- PROBLEM DESCRIPTION: Express the items from the first line through the line containing "group-header-beteiligung-2016: Unternehmen, mit" as a JSON list of strings. Use one string per line and omit blank lines.

- SUPPLIED DATA:
--- start ---

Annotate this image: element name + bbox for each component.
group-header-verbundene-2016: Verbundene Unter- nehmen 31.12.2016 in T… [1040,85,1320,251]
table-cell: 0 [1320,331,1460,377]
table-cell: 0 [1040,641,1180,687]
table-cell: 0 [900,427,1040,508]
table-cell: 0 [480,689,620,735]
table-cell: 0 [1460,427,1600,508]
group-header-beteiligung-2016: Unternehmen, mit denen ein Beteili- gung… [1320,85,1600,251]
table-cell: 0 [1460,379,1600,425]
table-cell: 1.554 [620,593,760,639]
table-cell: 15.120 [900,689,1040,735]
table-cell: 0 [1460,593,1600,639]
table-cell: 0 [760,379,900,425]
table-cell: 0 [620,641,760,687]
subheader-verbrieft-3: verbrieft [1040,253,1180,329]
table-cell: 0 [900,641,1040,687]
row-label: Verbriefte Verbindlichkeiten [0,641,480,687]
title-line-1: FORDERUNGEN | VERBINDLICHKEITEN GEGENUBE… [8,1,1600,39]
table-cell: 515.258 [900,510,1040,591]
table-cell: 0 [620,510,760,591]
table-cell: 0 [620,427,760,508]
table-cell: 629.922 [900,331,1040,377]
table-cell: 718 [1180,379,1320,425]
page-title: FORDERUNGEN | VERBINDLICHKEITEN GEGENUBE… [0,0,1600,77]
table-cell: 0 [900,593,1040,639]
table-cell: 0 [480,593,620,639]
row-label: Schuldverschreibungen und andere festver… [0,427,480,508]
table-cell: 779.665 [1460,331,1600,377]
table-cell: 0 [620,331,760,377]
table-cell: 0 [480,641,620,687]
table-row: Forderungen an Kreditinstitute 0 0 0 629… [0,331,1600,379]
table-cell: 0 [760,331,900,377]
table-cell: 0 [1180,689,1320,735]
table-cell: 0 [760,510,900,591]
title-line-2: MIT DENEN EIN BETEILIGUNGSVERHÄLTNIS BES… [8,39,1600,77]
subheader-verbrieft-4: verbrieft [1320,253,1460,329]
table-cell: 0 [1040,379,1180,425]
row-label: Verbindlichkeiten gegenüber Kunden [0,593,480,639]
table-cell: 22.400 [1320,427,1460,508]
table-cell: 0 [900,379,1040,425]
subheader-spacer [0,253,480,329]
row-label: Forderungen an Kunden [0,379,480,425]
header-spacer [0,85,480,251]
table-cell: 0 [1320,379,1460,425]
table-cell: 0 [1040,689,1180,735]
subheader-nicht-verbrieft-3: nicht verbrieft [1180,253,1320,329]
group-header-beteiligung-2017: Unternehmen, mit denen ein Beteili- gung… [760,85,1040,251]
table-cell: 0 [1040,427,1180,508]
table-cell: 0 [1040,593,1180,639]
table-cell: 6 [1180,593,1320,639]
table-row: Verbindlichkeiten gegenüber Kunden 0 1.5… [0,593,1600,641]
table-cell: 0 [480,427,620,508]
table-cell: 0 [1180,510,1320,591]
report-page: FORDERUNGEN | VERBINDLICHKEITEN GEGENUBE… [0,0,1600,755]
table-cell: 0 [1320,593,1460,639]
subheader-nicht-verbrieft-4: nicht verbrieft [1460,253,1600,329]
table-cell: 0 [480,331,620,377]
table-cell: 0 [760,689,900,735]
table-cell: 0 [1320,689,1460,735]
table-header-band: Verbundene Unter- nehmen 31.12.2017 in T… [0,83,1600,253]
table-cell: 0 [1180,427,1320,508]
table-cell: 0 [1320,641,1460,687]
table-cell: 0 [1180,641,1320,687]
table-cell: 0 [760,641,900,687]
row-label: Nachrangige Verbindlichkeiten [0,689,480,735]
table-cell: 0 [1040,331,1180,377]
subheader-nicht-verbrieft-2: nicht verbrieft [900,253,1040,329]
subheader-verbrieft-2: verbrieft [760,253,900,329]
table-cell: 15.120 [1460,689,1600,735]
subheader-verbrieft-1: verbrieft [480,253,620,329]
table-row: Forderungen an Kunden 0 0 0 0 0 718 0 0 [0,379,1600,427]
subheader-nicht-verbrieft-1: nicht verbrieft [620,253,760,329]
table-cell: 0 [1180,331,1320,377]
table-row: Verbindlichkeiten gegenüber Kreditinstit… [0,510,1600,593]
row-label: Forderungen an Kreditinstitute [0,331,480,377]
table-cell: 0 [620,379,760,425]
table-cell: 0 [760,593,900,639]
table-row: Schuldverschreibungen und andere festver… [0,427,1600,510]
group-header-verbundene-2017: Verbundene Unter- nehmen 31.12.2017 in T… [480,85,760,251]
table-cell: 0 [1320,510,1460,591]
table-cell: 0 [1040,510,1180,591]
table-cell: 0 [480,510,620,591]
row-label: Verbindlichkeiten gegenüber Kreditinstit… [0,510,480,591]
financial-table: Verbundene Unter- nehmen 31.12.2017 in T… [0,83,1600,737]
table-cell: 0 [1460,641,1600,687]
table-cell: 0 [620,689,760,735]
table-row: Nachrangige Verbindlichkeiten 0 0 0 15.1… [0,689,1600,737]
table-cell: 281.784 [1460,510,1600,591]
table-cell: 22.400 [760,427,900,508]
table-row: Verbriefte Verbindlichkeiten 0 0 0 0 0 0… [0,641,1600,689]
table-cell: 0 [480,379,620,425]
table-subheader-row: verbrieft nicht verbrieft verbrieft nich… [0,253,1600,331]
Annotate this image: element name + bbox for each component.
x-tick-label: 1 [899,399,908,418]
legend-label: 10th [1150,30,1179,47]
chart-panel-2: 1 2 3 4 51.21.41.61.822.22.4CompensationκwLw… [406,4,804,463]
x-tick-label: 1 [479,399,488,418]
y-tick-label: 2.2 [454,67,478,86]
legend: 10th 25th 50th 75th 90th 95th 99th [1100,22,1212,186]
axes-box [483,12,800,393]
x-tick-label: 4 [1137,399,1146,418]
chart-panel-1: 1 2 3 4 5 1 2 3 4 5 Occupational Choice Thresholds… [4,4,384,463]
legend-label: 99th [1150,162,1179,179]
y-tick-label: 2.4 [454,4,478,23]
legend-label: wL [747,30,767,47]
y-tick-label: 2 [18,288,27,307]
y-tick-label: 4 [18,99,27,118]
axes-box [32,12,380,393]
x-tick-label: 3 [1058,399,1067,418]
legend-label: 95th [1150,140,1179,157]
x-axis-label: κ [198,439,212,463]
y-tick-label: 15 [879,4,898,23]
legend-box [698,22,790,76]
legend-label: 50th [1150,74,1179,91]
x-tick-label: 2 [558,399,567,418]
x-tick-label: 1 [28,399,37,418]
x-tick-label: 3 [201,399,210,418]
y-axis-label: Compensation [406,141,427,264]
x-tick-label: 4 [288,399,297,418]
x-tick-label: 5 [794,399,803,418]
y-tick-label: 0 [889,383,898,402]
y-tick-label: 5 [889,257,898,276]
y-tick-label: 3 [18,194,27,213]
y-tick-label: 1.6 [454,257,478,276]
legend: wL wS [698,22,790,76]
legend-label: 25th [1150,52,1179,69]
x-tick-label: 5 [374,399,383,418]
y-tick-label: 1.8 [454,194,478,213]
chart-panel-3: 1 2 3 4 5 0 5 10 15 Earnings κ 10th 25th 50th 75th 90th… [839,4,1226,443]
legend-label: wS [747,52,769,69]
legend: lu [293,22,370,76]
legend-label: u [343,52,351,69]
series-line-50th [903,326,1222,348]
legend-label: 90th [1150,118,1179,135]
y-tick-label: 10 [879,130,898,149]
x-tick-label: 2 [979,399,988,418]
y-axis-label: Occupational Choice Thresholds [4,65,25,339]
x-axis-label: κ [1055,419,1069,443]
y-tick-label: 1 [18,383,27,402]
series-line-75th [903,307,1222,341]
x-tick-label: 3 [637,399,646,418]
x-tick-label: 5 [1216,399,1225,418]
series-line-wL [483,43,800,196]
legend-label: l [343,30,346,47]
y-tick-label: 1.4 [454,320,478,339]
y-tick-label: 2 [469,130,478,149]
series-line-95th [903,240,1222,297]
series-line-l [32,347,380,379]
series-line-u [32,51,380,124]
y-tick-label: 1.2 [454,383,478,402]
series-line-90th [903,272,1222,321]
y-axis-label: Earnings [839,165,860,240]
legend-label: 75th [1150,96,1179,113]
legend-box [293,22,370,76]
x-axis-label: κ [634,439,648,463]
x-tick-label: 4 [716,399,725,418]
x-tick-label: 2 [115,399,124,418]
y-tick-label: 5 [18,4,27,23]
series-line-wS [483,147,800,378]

--- end ---

- FINISHED ANSWER:
[
  "Annotate this image: element name + bbox for each component.",
  "group-header-verbundene-2016: Verbundene Unter- nehmen 31.12.2016 in T… [1040,85,1320,251]",
  "table-cell: 0 [1320,331,1460,377]",
  "table-cell: 0 [1040,641,1180,687]",
  "table-cell: 0 [900,427,1040,508]",
  "table-cell: 0 [480,689,620,735]",
  "table-cell: 0 [1460,427,1600,508]",
  "group-header-beteiligung-2016: Unternehmen, mit denen ein Beteili- gung… [1320,85,1600,251]"
]